● **WHAT THE TASK ASKS**: Return the records in full, exactly as given.

● **LISTED ENTRIES**:
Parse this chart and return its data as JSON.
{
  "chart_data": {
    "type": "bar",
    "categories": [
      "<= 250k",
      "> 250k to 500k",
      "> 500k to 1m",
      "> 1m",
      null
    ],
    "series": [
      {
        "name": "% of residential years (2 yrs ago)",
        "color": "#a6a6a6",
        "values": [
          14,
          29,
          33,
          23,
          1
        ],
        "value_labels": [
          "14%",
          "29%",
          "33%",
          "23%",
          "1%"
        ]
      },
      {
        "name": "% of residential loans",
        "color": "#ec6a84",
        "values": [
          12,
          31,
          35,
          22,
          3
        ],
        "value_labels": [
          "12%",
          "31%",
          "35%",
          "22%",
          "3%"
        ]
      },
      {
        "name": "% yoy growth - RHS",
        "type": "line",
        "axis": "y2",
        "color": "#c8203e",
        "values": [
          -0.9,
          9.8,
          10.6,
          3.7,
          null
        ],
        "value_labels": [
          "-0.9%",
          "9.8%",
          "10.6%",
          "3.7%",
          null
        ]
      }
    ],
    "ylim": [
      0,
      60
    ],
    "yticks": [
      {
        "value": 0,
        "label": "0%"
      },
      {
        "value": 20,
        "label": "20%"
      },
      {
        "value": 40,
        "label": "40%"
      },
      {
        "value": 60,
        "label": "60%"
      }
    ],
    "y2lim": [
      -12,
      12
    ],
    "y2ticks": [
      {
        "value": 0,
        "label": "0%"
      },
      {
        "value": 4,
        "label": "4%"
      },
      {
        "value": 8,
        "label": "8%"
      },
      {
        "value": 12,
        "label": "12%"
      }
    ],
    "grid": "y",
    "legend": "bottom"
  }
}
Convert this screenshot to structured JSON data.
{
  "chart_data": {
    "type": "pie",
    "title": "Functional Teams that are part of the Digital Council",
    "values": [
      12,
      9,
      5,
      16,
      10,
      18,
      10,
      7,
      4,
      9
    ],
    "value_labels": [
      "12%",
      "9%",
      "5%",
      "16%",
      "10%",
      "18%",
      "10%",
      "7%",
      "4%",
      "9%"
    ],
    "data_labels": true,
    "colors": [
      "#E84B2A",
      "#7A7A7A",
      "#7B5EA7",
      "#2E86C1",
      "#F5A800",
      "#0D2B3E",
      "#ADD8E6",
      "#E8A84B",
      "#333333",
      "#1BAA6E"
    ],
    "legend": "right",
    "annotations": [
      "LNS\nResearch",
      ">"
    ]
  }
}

● **WRITTEN ANSWER**:
Parse this chart and return its data as JSON.
{
  "chart_data": {
    "type": "bar",
    "categories": [
      "<= 250k",
      "> 250k to 500k",
      "> 500k to 1m",
      "> 1m",
      null
    ],
    "series": [
      {
        "name": "% of residential years (2 yrs ago)",
        "color": "#a6a6a6",
        "values": [
          14,
          29,
          33,
          23,
          1
        ],
        "value_labels": [
          "14%",
          "29%",
          "33%",
          "23%",
          "1%"
        ]
      },
      {
        "name": "% of residential loans",
        "color": "#ec6a84",
        "values": [
          12,
          31,
          35,
          22,
          3
        ],
        "value_labels": [
          "12%",
          "31%",
          "35%",
          "22%",
          "3%"
        ]
      },
      {
        "name": "% yoy growth - RHS",
        "type": "line",
        "axis": "y2",
        "color": "#c8203e",
        "values": [
          -0.9,
          9.8,
          10.6,
          3.7,
          null
        ],
        "value_labels": [
          "-0.9%",
          "9.8%",
          "10.6%",
          "3.7%",
          null
        ]
      }
    ],
    "ylim": [
      0,
      60
    ],
    "yticks": [
      {
        "value": 0,
        "label": "0%"
      },
      {
        "value": 20,
        "label": "20%"
      },
      {
        "value": 40,
        "label": "40%"
      },
      {
        "value": 60,
        "label": "60%"
      }
    ],
    "y2lim": [
      -12,
      12
    ],
    "y2ticks": [
      {
        "value": 0,
        "label": "0%"
      },
      {
        "value": 4,
        "label": "4%"
      },
      {
        "value": 8,
        "label": "8%"
      },
      {
        "value": 12,
        "label": "12%"
      }
    ],
    "grid": "y",
    "legend": "bottom"
  }
}
Convert this screenshot to structured JSON data.
{
  "chart_data": {
    "type": "pie",
    "title": "Functional Teams that are part of the Digital Council",
    "values": [
      12,
      9,
      5,
      16,
      10,
      18,
      10,
      7,
      4,
      9
    ],
    "value_labels": [
      "12%",
      "9%",
      "5%",
      "16%",
      "10%",
      "18%",
      "10%",
      "7%",
      "4%",
      "9%"
    ],
    "data_labels": true,
    "colors": [
      "#E84B2A",
      "#7A7A7A",
      "#7B5EA7",
      "#2E86C1",
      "#F5A800",
      "#0D2B3E",
      "#ADD8E6",
      "#E8A84B",
      "#333333",
      "#1BAA6E"
    ],
    "legend": "right",
    "annotations": [
      "LNS\nResearch",
      ">"
    ]
  }
}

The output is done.